Finally, we compare the GRN with a fully convolutional network without dilation, gating, and skip connections. The FCN is constructed by simplifying the GRN architecture. Specifically, each dilated convolution is replaced by a corresponding conventional convolution and each residual block by one convolutional layer with a kernel size of 7. Moreover, the skip connections are removed. The remaining hyperparameters are unaltered. This amounts to a 26-layer FCN, which has about 1.29 million trainable parameters. Tables VI and VII present STOI and PESQ scores for trained speakers and untrained speakers, respectively. The scores are averaged over the two test noises (babble and cafeteria). As shown in the tables, the GRN substantially outperforms the FCN in all scenarios, which reveals the contributions of dilation, gating and skip connections.
TABLE VI.
Comparisons between FCN and GRN in terms of STOI and PESQ on trained speakers. The IRM is used as the training target.
| metrics | STOI (in %) | PESQ | ||||
|---|---|---|---|---|---|---|
| test SNR | −5 dB | 0 dB | 5 dB | −5 dB | 0 dB | 5 dB |
| GRN | 78.58 | 87.02 | 92.12 | 2.14 | 2.57 | 2.90 |
TABLE VII.
Comparisons between FCN and GRN in terms of STOI and PESQ on untrained speakers. The IRM is used as the training target.
| metrics | STOI (in %) | PESQ | ||||
|---|---|---|---|---|---|---|
| test SNR | −5 dB | 0 dB | 5 dB | −5 dB | 0 dB | 5 dB |
| GRN | 77.12 | 86.18 | 91.63 | 2.03 | 2.48 | 2.83 |
C. Impact of Time-Dilated Submodules
Before we investigate the impact of time-dilated submodules in the GRN architecture, we first analyze the receptive field size of a unit in the top layer. Note that we only calculate the receptive field size for the time direction. In our proposed GRN architecture, the frequency-dilated module consists of four convolutional layers with 5 × 5 kernels and dilation rates 1, 1, 2 and 4, which leads to a receptive field size of 1+(5−1)×(1+1+2+4) = 33. The time-dilated module comprises three submodules, each of which amounts to an additional receptive field size of (7 − 1) × (1 + 2 + 4 + 8 + 16 + 32) = 378. In the prediction module, all three convolutional layers use size-1 kernels, which do not expand the receptive field. Therefore, the total receptive field size of a unit in the top layer is 33 + 378 × 3 = 1167. In other words, a unit in the top layer is affected by at most 1167 time frames of input features. Since we use a 10-ms frame shift, 1167 time frames are equivalent to 1167 × 0.01 = 11.67 s (5.835 s to the past and 5.835 s to the future). Thus the proposed GRN leverages a large amount of future information like BLSTM.

RECORD LIST -
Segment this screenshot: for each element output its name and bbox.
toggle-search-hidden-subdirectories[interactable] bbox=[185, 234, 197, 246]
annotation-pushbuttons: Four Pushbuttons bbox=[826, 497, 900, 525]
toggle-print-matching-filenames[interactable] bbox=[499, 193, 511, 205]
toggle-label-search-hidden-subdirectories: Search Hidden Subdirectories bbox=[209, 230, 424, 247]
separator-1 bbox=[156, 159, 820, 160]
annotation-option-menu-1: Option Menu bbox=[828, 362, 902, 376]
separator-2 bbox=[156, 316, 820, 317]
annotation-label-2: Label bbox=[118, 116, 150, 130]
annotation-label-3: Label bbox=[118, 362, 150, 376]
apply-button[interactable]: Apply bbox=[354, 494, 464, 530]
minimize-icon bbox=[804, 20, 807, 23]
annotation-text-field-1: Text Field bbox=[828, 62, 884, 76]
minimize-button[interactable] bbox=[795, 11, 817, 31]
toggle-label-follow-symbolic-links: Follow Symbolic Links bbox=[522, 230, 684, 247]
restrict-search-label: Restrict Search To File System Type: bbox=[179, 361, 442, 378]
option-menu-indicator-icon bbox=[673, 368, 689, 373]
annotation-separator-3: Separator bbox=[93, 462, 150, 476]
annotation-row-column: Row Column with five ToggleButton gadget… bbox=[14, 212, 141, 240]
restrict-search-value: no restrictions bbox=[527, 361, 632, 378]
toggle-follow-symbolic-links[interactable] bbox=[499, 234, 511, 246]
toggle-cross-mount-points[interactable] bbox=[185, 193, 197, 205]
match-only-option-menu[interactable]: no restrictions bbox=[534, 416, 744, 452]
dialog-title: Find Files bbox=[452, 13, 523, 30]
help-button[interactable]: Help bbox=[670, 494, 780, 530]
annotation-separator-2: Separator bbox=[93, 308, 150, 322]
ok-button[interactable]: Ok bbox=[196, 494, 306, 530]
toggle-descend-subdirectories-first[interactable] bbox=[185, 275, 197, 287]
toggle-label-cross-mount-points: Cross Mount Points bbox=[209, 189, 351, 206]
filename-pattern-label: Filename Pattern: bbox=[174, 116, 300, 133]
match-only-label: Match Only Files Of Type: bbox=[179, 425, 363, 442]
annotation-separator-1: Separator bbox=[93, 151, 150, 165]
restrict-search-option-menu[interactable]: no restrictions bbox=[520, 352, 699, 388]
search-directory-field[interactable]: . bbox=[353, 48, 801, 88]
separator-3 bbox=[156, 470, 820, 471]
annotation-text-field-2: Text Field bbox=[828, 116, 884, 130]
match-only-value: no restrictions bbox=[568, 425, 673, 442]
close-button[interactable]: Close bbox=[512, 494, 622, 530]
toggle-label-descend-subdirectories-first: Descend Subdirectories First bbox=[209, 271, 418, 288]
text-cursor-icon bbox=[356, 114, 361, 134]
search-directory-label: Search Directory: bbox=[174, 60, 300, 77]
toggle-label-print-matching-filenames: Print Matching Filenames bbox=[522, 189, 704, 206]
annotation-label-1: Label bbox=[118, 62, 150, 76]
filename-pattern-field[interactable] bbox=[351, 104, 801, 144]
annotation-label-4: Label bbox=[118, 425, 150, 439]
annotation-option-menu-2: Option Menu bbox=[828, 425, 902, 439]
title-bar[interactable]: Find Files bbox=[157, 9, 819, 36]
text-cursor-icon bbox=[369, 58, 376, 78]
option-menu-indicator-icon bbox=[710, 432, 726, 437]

---

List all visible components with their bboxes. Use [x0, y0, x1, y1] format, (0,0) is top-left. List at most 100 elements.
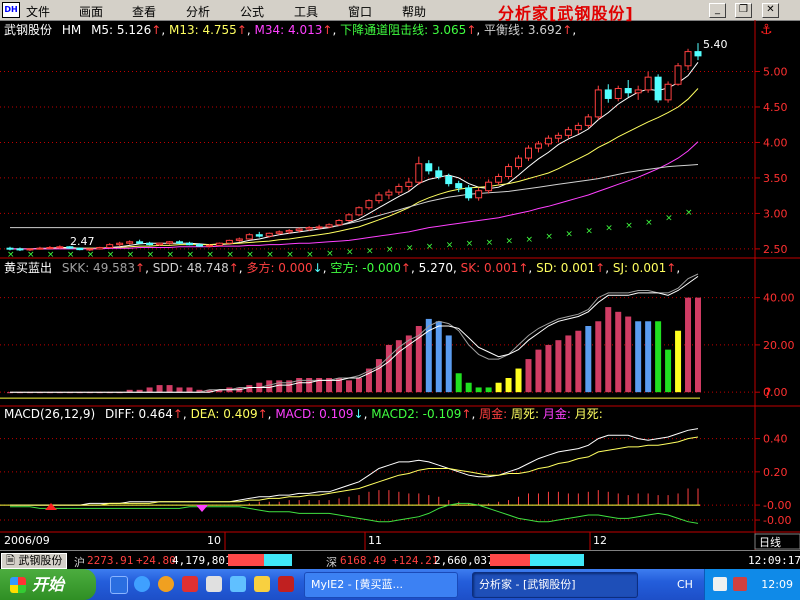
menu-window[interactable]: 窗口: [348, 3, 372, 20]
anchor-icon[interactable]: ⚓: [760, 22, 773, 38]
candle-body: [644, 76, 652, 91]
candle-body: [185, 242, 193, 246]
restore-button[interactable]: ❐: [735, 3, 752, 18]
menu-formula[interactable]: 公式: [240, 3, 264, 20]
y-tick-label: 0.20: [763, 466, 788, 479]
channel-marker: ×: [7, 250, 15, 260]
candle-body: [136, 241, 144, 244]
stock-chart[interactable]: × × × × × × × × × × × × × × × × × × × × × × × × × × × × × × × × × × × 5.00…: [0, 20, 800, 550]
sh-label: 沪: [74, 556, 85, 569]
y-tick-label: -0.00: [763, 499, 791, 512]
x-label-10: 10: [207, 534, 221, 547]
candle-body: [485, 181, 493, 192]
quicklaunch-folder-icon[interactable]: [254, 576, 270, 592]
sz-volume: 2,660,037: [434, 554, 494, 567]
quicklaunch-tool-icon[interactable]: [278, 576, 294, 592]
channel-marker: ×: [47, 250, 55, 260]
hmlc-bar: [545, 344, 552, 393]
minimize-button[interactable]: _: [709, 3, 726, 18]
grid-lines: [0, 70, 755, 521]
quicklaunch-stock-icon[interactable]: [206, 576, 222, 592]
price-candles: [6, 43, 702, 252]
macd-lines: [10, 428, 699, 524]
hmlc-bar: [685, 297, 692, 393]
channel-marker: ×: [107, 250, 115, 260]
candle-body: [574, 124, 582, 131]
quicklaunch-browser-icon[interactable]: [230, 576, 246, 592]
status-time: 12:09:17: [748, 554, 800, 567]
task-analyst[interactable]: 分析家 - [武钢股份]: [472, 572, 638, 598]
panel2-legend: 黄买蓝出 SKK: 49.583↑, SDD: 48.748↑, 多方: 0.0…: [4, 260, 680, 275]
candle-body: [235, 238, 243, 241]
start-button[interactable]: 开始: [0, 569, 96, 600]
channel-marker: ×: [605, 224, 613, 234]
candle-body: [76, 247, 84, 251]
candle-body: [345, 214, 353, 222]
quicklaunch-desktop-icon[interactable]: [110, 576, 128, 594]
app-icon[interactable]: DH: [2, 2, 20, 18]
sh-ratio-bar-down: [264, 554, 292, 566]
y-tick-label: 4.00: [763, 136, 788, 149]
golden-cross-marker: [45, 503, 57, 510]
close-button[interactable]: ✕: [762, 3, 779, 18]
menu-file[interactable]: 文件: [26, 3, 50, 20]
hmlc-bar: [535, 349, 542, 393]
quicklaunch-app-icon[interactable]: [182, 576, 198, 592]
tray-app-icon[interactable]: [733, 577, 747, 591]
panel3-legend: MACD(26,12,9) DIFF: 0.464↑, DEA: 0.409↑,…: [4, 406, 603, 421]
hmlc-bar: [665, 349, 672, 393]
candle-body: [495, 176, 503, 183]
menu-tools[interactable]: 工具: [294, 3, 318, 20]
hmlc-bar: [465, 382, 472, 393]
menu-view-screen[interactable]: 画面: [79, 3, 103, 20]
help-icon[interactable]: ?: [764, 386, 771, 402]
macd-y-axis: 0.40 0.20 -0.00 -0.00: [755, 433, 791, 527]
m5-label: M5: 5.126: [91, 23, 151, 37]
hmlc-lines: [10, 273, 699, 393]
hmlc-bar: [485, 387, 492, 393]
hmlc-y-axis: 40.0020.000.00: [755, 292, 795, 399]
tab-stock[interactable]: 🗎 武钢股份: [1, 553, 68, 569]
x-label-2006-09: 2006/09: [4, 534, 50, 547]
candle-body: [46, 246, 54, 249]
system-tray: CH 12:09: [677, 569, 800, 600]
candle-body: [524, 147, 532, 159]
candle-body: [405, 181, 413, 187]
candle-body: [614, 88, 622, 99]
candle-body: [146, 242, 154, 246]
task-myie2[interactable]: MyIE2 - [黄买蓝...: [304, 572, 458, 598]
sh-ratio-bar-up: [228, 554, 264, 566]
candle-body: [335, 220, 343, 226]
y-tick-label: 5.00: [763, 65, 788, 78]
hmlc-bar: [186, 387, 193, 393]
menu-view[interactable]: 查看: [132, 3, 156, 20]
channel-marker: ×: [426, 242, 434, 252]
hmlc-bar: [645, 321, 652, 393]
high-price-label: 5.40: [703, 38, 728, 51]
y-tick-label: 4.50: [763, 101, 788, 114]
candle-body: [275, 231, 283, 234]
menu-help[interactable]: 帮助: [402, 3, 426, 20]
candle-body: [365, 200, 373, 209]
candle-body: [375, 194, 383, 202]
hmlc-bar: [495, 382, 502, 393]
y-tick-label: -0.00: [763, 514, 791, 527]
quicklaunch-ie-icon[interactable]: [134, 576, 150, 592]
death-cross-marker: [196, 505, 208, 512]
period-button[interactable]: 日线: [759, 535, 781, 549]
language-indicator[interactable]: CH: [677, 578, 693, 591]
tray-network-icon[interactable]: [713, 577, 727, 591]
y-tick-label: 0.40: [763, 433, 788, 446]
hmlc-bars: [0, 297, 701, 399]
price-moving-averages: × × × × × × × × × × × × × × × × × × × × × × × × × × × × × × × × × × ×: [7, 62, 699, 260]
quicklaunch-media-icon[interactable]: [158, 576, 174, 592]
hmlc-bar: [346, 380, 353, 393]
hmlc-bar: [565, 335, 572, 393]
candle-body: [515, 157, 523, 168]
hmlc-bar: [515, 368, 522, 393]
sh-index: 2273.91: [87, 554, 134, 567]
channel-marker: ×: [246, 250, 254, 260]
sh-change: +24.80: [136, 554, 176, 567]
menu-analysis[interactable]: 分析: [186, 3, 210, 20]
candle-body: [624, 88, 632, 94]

EXERCISE TASK 1 - In two sentences, how would you summarize the GRN passage?
EXERCISE TASK 2 - Can you pick up the GRN passage after its last sentence and carry it on?
The records stand apart from the GRN passage and are separate material.

FINAL ANSWER 1 - Removing dilation, gating and skip connections from the GRN yields a 26-layer fully convolutional network with about 1.29 million trainable parameters, and the GRN substantially outperforms it in STOI and PESQ for both trained and untrained speakers, revealing the contributions of those three features. A top-layer unit in the GRN has a receptive field of 1167 time frames, equal to 11.67 s with a 10-ms frame shift, so the GRN leverages a large amount of future information like BLSTM.

FINAL ANSWER 2 -
We now evaluate the GRNs with different numbers of time-dilated submodules with the six untrained speakers and the untrained babble noise. Specifically, we evaluate the GRNs with 0, 1, 2 and 3 time-dilated submodules, which correspond to receptive field sizes of 33, 441, 789 and 1167, respectively. Fig. 9 compares the impact of the time-dilated submodules on the enhancement performance in terms of STOI improvements. We can see that the performance of the GRN is improved with more time-dilated submodules as more contextual information is leveraged.
Fig. 9.
Impact of the time-dilated submodules on the performance of the GRN in terms of STOI improvements over unprocessed mixtures. The models are evaluated with the six untrained speakers and the unseen babble noise. We use IRM as the training target.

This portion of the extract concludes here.